● Exercise description
Find each line holding "JSON" and copy it out.

● Extracted information

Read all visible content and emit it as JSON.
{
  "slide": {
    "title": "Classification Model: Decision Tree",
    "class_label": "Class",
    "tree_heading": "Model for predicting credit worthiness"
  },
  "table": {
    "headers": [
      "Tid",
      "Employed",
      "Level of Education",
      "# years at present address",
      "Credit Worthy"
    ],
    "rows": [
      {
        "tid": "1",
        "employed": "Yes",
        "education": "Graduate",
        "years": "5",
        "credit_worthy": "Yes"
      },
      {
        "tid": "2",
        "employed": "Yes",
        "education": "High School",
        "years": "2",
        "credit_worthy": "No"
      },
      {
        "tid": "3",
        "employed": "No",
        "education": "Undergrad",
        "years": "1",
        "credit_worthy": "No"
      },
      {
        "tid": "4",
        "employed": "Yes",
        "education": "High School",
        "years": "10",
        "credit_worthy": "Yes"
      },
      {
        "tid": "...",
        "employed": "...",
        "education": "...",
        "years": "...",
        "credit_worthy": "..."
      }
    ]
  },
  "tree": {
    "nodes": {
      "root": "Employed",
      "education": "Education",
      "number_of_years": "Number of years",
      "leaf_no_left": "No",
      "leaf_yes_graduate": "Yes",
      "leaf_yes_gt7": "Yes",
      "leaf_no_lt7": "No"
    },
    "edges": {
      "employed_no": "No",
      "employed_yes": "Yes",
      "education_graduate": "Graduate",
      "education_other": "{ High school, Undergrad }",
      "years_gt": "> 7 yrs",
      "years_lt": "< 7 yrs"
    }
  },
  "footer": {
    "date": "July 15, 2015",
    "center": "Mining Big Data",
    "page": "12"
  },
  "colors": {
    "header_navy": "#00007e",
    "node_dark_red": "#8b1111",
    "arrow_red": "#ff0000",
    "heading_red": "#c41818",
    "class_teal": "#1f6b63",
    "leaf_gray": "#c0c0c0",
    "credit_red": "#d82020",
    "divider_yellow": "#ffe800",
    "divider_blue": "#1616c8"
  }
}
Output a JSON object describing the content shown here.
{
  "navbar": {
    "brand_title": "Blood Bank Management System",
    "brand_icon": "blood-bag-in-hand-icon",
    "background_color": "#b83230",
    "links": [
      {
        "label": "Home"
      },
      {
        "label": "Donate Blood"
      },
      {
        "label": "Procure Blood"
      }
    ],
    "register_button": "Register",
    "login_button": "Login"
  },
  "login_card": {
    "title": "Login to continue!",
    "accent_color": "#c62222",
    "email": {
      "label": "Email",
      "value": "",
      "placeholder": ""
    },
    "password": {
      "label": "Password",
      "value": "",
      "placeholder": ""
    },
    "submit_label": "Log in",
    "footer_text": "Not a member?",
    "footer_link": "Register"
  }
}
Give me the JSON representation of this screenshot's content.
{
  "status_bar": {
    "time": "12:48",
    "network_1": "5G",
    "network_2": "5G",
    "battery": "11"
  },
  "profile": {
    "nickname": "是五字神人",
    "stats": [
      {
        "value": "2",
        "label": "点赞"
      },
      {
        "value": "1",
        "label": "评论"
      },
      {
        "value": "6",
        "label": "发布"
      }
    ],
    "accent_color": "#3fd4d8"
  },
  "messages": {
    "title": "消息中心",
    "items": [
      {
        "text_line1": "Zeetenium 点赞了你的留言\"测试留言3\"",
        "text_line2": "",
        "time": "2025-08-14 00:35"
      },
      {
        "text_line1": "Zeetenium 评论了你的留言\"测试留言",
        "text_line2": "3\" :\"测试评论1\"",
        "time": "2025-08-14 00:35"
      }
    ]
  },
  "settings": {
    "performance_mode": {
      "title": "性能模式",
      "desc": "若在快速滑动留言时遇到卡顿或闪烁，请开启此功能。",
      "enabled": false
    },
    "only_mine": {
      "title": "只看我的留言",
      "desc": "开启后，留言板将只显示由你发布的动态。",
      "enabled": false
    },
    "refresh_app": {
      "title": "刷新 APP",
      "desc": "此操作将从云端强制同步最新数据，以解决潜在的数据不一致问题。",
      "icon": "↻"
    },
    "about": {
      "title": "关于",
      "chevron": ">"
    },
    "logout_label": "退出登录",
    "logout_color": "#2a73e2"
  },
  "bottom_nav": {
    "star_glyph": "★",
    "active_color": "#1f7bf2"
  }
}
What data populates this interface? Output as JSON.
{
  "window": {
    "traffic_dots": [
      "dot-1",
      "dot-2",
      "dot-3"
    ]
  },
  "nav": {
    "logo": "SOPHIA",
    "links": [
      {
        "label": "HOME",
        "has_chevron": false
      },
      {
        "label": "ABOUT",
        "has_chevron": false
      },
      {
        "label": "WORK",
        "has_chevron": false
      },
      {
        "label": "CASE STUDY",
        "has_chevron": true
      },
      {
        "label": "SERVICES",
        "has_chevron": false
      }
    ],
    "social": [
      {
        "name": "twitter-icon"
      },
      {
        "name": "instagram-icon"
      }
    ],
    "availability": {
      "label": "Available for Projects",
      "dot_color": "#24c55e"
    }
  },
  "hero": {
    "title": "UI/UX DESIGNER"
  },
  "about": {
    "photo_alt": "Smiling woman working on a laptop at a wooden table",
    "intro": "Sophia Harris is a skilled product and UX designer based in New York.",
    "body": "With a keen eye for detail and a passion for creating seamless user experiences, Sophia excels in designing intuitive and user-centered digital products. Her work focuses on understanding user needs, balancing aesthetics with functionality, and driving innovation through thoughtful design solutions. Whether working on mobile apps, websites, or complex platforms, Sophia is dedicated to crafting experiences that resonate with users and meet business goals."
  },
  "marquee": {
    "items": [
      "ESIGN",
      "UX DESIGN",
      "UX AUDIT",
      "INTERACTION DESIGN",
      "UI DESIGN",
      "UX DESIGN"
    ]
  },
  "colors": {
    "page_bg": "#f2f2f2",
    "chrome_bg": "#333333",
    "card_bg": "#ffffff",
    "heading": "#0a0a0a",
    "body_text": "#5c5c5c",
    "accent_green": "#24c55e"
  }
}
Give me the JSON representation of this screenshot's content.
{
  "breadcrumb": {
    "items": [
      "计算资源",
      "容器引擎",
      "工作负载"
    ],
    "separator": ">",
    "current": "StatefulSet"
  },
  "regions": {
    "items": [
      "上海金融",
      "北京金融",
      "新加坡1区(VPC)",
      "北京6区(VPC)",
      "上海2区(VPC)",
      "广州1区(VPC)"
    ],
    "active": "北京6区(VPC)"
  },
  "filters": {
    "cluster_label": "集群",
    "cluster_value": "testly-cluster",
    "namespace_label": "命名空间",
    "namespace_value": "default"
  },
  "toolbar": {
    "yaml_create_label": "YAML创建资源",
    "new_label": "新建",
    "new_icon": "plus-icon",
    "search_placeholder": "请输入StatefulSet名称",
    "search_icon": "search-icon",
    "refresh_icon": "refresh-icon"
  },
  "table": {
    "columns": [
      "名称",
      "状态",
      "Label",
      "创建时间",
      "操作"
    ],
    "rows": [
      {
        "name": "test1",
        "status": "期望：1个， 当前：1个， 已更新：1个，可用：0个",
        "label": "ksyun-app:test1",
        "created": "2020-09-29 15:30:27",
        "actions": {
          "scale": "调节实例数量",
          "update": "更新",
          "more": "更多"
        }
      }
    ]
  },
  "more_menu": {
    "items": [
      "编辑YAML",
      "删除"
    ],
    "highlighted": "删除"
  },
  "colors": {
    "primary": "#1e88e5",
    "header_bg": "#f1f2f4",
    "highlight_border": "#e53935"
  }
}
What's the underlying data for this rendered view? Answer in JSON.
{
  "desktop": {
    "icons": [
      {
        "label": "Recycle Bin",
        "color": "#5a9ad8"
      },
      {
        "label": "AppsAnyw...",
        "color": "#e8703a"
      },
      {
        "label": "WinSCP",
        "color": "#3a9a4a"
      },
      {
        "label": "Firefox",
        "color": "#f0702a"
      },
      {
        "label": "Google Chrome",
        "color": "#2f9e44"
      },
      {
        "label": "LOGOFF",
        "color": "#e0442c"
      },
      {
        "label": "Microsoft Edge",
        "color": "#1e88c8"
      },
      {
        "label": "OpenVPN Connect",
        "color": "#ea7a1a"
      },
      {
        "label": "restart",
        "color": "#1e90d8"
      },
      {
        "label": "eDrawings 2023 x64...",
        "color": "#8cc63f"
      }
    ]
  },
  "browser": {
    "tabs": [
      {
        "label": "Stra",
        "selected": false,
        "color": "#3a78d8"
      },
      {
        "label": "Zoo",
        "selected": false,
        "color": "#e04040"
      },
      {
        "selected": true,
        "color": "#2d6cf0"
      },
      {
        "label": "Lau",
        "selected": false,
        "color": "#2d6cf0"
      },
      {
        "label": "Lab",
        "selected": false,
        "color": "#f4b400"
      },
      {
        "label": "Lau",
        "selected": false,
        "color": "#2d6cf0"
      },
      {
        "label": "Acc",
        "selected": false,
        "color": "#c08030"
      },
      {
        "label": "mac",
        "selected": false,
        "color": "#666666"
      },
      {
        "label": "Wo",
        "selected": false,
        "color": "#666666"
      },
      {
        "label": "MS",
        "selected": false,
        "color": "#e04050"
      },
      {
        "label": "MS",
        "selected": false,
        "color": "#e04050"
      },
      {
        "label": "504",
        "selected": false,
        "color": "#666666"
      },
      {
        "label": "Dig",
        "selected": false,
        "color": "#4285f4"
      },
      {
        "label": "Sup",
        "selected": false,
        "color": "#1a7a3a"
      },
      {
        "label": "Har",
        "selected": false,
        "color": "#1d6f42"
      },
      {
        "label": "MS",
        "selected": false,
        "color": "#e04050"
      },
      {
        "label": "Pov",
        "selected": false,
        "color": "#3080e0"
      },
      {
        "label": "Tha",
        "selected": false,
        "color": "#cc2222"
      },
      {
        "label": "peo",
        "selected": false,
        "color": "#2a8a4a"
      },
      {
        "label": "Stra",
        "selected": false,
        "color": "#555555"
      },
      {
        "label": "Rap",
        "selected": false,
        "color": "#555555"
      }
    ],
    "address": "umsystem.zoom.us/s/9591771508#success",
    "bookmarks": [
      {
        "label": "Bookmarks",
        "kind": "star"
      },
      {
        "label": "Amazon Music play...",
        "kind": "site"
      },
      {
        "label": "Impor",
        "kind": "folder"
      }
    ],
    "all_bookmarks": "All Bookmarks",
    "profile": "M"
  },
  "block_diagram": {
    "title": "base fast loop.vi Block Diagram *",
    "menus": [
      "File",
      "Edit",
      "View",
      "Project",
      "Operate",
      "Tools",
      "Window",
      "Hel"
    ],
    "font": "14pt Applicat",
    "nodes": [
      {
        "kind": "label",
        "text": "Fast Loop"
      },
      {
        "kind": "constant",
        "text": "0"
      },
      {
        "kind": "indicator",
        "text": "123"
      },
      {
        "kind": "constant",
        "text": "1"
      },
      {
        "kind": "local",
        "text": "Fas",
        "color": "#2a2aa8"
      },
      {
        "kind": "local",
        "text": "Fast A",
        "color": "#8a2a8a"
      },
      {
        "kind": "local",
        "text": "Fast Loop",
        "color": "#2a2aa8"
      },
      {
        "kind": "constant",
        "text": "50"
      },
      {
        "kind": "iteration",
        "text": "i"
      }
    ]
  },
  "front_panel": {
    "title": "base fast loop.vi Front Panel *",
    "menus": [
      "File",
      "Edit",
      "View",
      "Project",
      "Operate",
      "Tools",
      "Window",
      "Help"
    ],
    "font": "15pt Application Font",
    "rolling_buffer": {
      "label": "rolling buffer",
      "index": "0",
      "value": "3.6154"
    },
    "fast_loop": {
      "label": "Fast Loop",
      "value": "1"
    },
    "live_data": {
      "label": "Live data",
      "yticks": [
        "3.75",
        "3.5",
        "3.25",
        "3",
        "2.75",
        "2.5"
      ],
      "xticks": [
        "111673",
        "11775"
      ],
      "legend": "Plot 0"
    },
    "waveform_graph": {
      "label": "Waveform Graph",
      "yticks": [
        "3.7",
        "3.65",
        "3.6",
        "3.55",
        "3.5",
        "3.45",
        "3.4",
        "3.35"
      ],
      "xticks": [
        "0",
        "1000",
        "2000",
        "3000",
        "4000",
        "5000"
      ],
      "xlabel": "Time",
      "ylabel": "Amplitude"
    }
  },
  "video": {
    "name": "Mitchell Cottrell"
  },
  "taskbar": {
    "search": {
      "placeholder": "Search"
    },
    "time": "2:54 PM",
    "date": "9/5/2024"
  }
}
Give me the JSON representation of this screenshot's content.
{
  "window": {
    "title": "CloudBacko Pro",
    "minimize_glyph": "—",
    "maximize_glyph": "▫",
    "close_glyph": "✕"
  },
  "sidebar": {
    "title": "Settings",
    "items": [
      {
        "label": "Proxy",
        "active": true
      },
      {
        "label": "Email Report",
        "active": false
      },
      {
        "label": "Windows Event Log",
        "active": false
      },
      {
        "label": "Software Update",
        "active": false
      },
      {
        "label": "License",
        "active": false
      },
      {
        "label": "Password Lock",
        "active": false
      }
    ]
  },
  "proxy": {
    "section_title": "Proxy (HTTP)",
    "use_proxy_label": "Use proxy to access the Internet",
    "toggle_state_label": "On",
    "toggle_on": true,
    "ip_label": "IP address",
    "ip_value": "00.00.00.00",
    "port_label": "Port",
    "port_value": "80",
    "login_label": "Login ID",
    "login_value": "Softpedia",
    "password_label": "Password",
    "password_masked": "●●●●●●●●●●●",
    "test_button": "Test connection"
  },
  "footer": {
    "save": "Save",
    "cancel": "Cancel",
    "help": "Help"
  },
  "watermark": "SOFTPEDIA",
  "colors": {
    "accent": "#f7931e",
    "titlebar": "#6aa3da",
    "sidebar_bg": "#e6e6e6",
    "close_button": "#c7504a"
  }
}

● Expected output
Read all visible content and emit it as JSON.
Output a JSON object describing the content shown here.
Give me the JSON representation of this screenshot's content.
What data populates this interface? Output as JSON.
Give me the JSON representation of this screenshot's content.
What's the underlying data for this rendered view? Answer in JSON.
Give me the JSON representation of this screenshot's content.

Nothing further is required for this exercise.